• [THE RECORDS]:
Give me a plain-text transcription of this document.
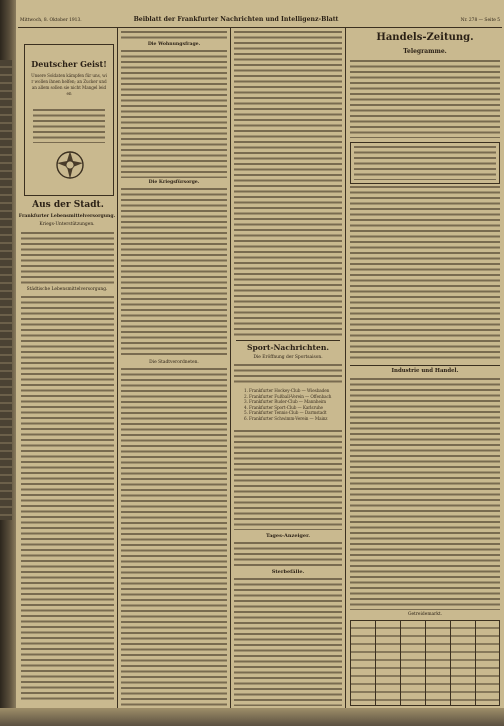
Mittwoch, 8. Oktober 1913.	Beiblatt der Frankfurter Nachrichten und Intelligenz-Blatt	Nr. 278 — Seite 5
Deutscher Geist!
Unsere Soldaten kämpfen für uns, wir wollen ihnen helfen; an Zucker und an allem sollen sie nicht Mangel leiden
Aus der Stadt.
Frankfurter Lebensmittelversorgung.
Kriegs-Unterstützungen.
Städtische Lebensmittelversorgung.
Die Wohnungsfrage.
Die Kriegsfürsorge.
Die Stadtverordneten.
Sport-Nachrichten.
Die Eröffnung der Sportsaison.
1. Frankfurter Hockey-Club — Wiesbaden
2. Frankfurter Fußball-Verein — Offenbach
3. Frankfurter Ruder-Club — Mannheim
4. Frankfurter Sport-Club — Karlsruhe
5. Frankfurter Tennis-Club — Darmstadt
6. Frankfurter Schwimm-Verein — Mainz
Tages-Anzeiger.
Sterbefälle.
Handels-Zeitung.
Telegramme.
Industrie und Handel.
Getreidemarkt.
==
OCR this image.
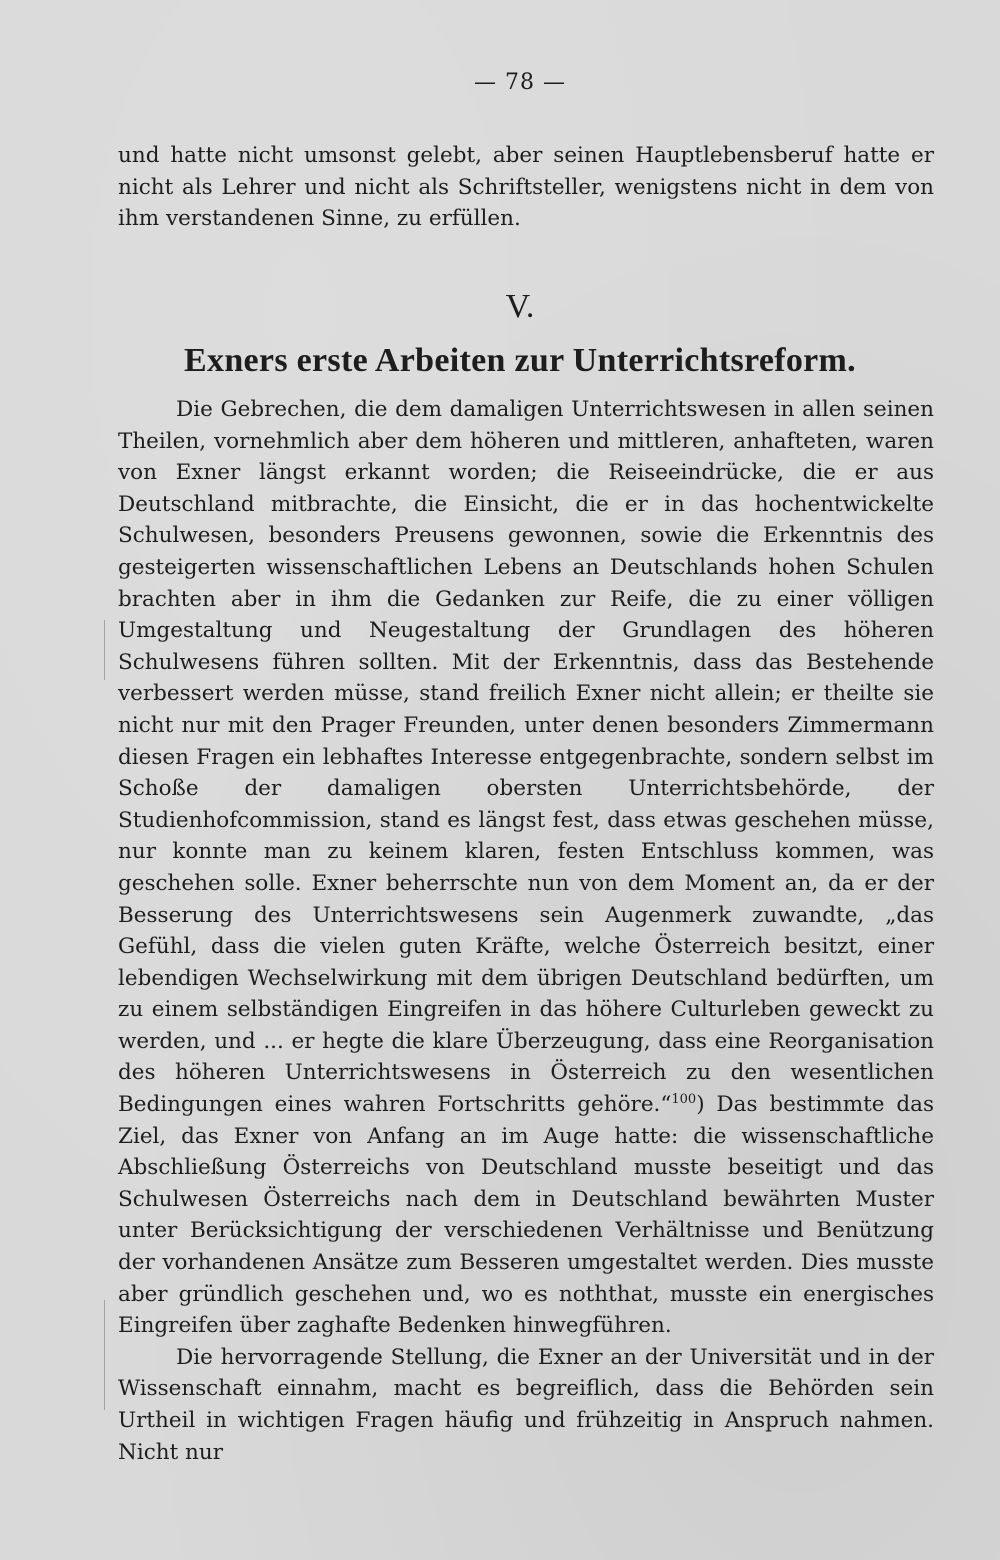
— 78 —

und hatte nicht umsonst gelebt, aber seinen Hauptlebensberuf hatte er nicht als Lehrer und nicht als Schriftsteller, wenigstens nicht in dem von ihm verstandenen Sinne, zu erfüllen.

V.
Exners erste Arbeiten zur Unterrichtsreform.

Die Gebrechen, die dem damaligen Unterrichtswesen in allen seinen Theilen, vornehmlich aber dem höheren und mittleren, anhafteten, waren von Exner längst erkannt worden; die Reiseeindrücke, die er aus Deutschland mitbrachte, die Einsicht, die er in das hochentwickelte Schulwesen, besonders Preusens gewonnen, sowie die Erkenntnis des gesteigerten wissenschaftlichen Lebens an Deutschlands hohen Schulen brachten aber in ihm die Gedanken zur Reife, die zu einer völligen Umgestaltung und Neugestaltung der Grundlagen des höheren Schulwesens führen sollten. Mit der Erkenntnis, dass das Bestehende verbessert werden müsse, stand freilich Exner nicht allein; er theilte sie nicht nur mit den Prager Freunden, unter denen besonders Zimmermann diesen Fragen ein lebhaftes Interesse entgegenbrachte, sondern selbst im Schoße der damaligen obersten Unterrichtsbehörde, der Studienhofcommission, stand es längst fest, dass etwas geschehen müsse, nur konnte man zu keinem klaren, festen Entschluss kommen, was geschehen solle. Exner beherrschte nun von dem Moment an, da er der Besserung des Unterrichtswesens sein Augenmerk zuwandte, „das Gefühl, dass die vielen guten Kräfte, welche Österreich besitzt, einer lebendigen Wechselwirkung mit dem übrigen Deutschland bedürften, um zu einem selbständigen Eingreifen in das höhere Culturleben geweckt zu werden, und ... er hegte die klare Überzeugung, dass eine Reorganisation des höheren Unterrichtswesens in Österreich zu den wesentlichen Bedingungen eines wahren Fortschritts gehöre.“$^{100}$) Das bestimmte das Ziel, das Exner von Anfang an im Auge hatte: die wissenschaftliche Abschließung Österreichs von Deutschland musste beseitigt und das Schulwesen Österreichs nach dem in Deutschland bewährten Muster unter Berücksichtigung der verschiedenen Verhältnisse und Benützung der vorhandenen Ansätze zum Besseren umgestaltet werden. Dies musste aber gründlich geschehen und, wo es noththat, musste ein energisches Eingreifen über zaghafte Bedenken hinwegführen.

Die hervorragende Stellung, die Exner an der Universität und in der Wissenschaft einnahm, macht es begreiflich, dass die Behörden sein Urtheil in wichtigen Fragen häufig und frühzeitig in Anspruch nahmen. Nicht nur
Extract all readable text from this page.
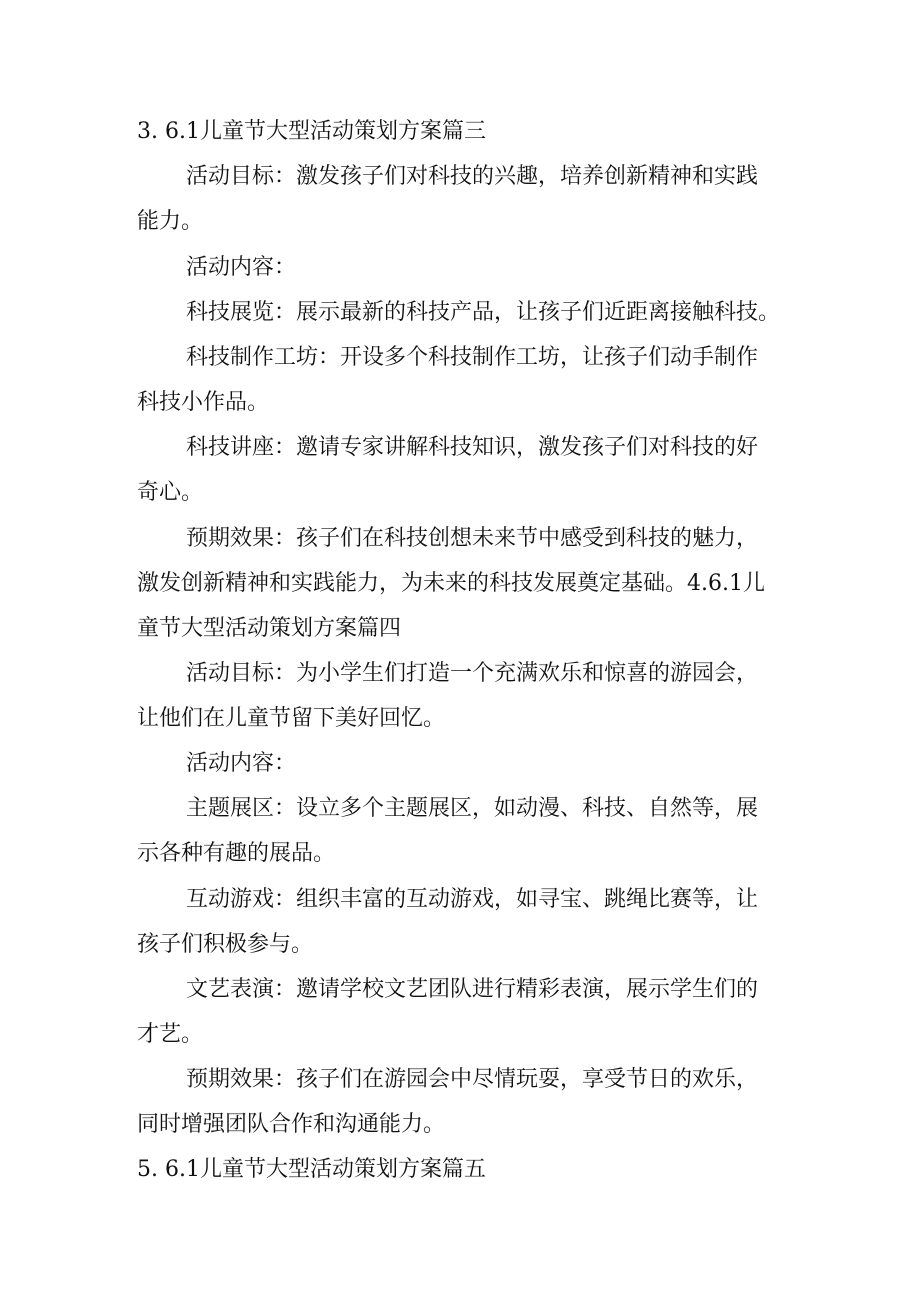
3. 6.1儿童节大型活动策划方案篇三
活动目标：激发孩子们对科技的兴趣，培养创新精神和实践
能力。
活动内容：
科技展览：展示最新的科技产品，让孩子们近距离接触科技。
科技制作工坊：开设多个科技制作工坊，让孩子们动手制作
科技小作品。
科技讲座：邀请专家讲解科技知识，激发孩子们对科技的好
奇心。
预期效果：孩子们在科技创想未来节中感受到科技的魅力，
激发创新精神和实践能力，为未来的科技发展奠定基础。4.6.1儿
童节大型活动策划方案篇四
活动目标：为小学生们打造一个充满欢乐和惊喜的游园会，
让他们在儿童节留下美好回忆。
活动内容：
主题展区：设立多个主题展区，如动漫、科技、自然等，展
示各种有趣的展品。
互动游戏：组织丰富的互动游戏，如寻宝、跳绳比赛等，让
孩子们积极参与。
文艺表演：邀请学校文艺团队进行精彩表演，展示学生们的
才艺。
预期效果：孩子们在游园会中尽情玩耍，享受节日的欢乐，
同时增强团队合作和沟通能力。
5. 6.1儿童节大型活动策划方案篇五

• [DIRECTION]: State how many lines include the string "Club". Give no other information.

• [SOLUTION TO THIS PROBLEM]: 4